Exercise input:
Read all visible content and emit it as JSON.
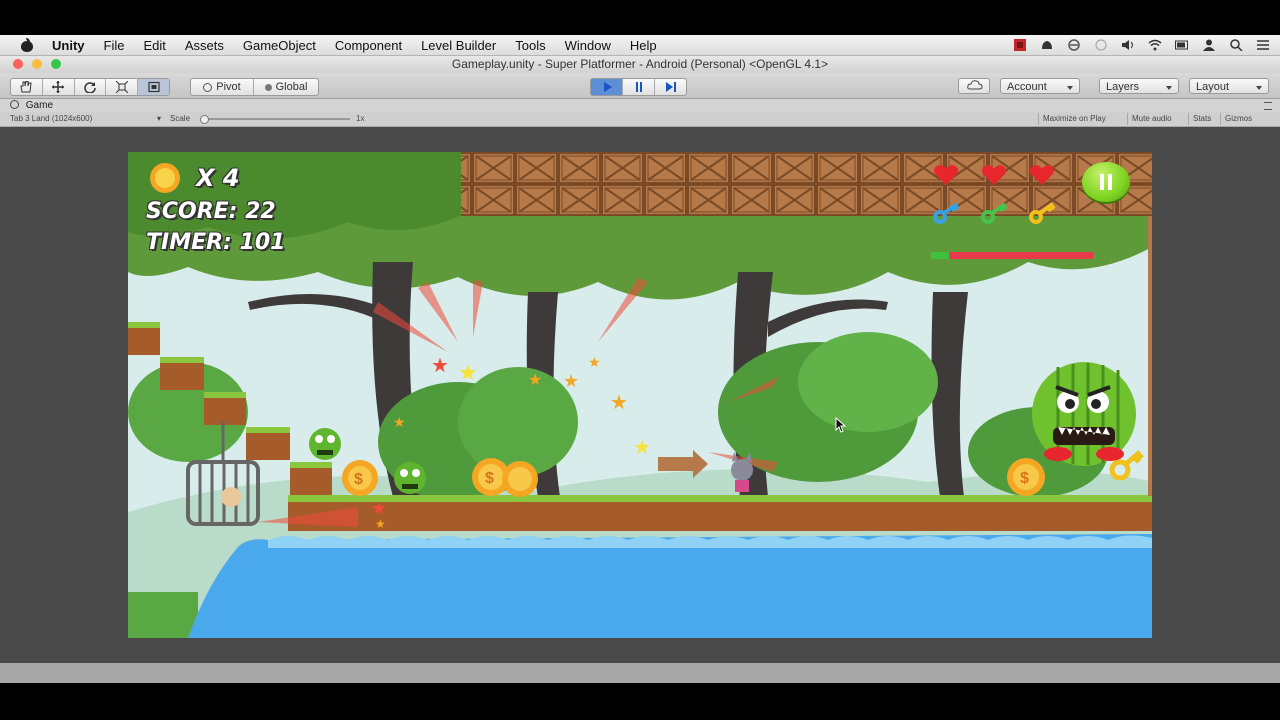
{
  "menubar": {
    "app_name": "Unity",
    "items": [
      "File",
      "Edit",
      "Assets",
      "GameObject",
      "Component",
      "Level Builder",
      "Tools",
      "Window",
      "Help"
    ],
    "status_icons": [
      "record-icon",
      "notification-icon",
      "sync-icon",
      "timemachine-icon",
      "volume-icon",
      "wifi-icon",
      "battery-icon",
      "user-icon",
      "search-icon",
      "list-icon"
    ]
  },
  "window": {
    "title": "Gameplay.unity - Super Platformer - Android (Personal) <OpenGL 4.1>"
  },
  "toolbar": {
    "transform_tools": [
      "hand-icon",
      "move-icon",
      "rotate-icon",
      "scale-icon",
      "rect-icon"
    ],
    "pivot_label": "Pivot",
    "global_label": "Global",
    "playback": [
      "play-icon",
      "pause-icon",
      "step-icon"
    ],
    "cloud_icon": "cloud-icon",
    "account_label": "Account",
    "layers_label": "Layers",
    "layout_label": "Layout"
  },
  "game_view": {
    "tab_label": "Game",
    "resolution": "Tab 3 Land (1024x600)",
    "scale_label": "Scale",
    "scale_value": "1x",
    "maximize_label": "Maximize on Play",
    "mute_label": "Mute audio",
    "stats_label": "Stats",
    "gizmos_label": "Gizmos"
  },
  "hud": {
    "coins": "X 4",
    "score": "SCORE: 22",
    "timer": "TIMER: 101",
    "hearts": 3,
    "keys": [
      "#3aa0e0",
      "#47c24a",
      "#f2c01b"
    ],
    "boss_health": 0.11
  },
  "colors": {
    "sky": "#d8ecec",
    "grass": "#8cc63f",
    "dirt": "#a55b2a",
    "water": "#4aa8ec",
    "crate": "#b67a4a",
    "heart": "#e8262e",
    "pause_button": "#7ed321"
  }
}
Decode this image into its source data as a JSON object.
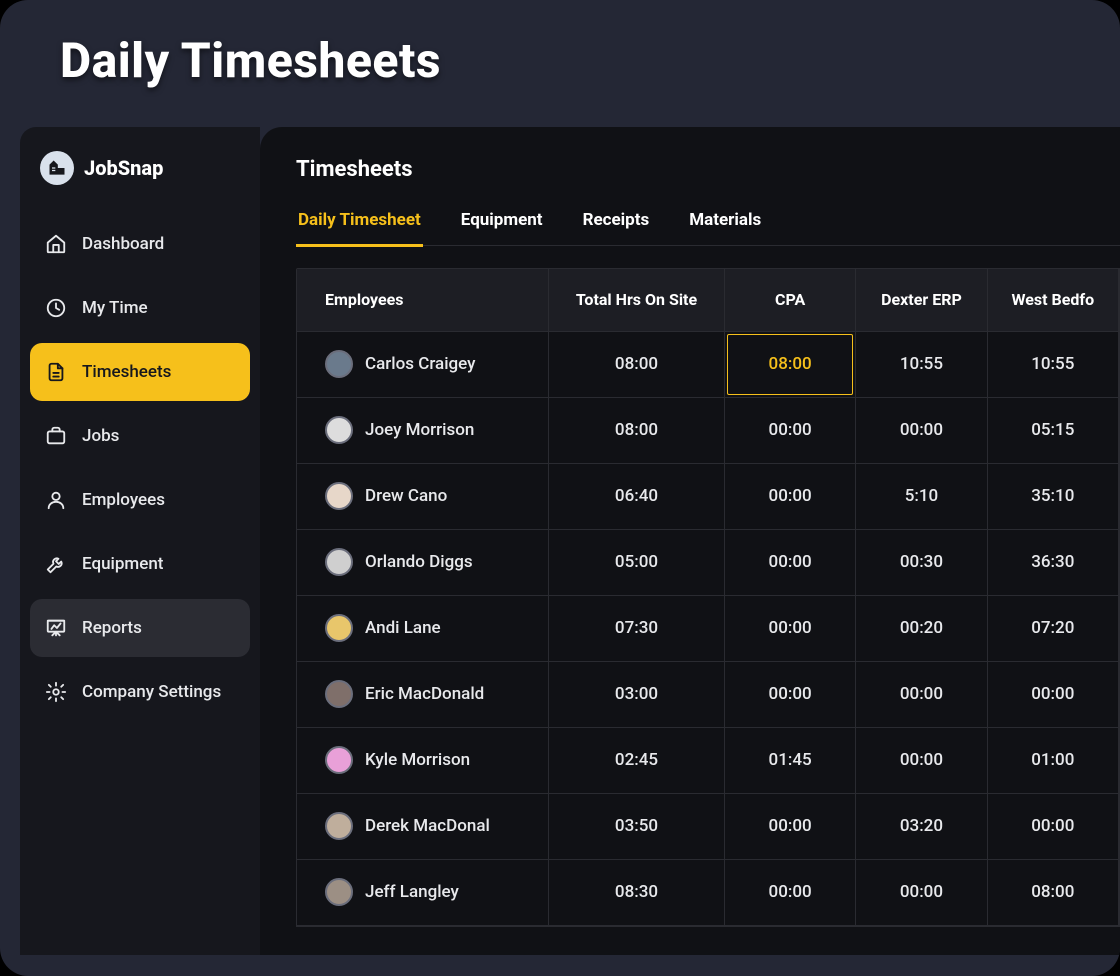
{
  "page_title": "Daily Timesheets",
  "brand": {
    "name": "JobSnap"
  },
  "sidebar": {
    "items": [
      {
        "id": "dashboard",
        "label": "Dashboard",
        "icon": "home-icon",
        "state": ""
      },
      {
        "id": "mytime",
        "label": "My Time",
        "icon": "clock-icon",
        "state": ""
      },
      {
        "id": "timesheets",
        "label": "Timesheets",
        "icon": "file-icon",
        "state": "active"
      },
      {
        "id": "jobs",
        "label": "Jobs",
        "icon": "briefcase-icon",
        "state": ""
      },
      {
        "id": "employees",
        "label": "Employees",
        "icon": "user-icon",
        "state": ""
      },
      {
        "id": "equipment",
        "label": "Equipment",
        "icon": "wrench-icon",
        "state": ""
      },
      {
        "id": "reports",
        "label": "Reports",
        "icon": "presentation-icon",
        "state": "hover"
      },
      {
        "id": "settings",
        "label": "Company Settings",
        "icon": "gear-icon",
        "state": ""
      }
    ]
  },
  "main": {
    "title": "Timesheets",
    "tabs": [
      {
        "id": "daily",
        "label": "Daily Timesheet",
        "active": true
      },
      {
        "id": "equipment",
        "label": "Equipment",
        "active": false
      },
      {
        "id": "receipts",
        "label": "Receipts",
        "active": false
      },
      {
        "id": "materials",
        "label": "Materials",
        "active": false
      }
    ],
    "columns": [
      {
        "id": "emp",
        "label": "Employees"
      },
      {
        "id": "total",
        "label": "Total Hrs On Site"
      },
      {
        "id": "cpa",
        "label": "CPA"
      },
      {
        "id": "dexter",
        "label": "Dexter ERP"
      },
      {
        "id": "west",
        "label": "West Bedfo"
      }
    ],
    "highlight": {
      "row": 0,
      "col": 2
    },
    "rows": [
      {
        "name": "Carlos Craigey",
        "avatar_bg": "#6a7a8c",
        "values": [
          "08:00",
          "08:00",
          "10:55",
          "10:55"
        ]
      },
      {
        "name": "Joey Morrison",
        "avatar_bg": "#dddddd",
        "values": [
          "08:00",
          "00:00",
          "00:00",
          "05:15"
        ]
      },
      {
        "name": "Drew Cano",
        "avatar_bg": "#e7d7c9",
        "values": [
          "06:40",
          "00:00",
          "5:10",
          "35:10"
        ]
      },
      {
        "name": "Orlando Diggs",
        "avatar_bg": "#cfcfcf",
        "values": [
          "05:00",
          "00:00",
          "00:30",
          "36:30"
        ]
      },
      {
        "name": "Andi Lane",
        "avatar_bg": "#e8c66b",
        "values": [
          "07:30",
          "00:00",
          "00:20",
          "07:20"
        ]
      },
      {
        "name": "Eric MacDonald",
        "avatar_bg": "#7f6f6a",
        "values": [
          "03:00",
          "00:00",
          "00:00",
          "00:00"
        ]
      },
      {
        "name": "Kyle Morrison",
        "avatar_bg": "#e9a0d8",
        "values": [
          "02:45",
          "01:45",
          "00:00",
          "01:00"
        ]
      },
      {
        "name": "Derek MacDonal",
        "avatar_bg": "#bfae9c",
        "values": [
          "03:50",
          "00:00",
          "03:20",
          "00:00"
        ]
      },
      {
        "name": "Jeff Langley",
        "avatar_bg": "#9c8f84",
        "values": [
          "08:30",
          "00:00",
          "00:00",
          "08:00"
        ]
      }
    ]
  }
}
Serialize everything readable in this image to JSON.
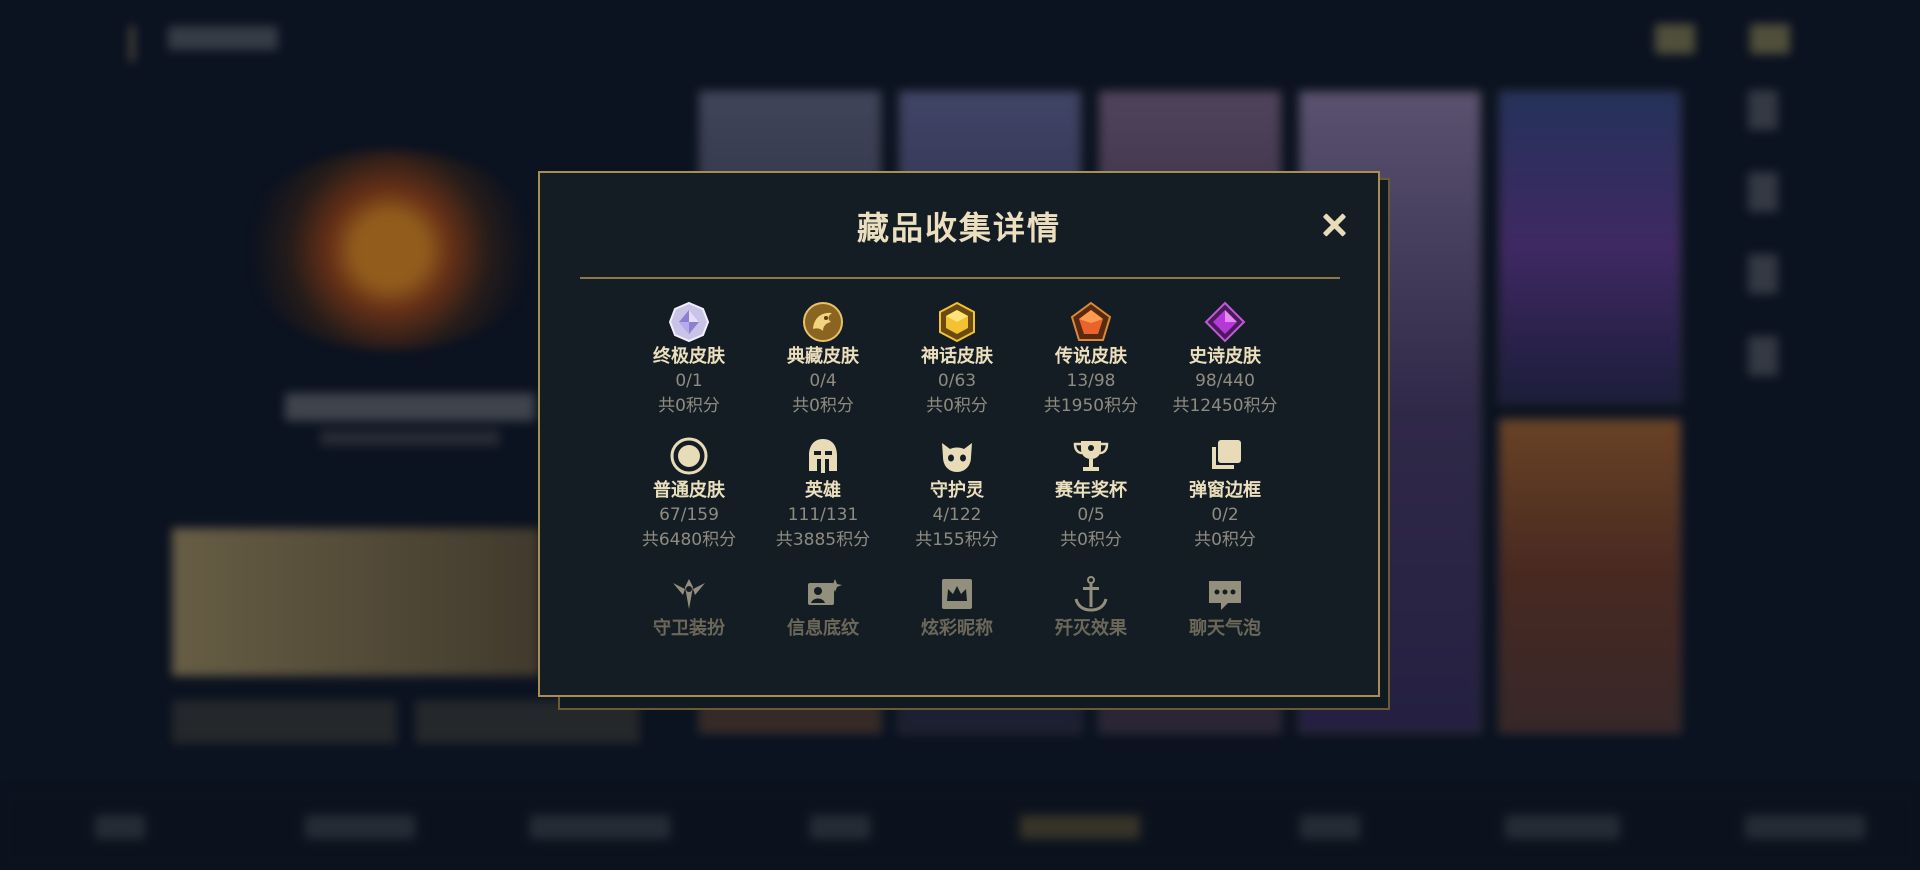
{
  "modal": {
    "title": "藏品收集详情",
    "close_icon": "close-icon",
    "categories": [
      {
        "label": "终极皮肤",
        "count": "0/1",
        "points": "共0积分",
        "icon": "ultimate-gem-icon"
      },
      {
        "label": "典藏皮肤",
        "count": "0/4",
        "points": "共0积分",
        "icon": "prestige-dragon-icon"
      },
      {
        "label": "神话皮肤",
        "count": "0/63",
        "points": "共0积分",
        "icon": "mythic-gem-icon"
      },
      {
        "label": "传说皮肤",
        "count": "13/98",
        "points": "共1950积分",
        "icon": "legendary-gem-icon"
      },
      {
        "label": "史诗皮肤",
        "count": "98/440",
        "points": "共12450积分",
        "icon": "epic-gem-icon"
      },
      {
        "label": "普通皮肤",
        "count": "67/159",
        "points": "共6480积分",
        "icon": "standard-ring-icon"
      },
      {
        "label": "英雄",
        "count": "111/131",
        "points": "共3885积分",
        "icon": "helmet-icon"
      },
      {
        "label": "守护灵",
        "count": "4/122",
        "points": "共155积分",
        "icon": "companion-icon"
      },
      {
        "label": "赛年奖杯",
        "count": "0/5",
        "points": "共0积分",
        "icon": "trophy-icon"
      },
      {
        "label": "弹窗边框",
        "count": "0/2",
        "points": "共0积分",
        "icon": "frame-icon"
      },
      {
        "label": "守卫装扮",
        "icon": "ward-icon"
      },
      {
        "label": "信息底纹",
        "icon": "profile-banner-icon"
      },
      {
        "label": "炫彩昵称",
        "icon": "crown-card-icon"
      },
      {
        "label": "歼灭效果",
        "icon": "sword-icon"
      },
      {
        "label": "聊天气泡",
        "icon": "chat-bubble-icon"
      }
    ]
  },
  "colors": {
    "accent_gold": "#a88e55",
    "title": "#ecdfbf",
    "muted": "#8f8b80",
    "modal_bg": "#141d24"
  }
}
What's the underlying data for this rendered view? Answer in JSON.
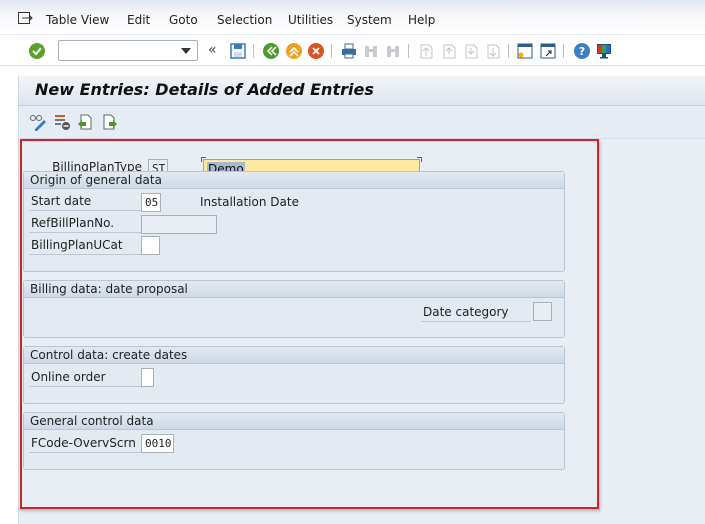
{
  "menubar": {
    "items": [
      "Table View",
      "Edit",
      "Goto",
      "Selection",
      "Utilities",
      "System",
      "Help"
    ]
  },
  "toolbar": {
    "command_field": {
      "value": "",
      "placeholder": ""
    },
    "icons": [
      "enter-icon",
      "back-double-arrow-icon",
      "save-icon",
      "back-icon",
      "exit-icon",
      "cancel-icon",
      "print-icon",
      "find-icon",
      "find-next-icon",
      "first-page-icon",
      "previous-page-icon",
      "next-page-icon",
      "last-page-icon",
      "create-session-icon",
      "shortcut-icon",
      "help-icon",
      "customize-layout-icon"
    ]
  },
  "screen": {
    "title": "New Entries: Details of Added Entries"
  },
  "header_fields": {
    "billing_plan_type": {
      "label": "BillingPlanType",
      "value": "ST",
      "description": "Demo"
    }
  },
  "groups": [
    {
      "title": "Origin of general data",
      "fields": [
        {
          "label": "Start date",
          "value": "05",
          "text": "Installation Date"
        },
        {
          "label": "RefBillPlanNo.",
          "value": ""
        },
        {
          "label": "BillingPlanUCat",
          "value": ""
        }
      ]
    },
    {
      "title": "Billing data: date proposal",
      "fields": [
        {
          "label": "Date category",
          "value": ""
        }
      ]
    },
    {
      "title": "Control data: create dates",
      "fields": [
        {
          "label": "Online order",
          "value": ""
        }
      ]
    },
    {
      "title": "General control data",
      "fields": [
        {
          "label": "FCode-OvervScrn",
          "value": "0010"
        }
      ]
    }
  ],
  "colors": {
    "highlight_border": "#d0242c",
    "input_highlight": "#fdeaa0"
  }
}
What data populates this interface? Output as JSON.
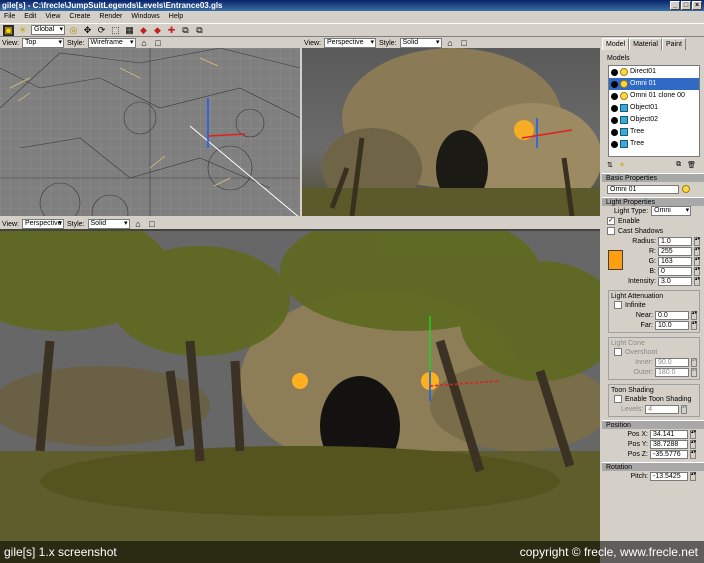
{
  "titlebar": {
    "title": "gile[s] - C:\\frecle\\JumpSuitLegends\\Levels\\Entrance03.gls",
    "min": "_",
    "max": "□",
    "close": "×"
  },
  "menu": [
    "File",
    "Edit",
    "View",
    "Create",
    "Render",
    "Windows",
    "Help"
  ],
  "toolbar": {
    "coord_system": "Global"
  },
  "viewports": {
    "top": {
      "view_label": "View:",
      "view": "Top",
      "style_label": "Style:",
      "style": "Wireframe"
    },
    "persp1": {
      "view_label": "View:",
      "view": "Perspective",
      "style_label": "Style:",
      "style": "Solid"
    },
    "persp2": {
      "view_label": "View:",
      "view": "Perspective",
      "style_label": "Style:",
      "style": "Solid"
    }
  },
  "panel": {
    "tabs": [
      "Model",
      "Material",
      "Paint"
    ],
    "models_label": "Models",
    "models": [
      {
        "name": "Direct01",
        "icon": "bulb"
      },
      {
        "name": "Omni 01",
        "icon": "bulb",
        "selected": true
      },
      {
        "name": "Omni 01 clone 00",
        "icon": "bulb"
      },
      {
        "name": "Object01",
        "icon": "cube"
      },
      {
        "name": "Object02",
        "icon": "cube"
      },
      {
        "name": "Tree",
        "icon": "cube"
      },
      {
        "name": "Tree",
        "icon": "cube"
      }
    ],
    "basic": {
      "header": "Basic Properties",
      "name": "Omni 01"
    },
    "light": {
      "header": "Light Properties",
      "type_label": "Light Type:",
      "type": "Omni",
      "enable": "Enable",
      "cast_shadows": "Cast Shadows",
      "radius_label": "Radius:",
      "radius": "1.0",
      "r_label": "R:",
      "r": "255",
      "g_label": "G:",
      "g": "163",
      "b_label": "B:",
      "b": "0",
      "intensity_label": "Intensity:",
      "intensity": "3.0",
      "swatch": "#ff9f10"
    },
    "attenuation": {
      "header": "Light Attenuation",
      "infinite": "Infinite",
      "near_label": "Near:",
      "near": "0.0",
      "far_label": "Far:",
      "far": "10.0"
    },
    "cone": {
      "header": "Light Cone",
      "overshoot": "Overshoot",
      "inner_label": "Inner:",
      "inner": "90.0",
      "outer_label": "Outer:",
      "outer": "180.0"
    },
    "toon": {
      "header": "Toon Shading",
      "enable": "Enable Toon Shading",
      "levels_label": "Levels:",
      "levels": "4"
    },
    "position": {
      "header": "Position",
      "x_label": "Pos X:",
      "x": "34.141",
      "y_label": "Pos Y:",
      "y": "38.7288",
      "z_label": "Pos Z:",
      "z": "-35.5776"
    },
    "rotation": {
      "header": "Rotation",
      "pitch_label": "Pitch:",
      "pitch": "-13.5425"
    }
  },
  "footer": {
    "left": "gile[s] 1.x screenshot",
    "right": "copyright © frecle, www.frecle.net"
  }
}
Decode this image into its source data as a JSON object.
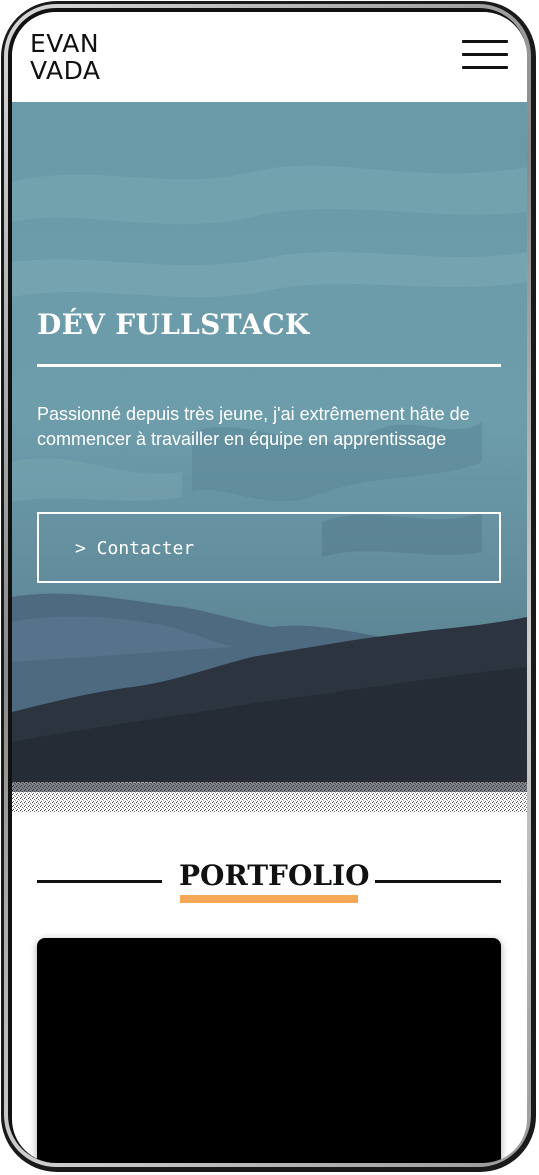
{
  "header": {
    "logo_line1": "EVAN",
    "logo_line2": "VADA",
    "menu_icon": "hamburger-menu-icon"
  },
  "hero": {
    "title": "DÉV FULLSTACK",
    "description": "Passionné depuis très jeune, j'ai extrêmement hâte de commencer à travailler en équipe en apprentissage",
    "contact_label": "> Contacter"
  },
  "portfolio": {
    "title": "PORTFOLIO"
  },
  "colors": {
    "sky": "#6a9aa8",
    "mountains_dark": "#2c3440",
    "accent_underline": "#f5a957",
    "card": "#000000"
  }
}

Stated exercise:
Gather from the entries above all lines that include the string "What".

Output of the task:
What's the underlying data for this rendered view? Answer in JSON.
What data populates this interface? Output as JSON.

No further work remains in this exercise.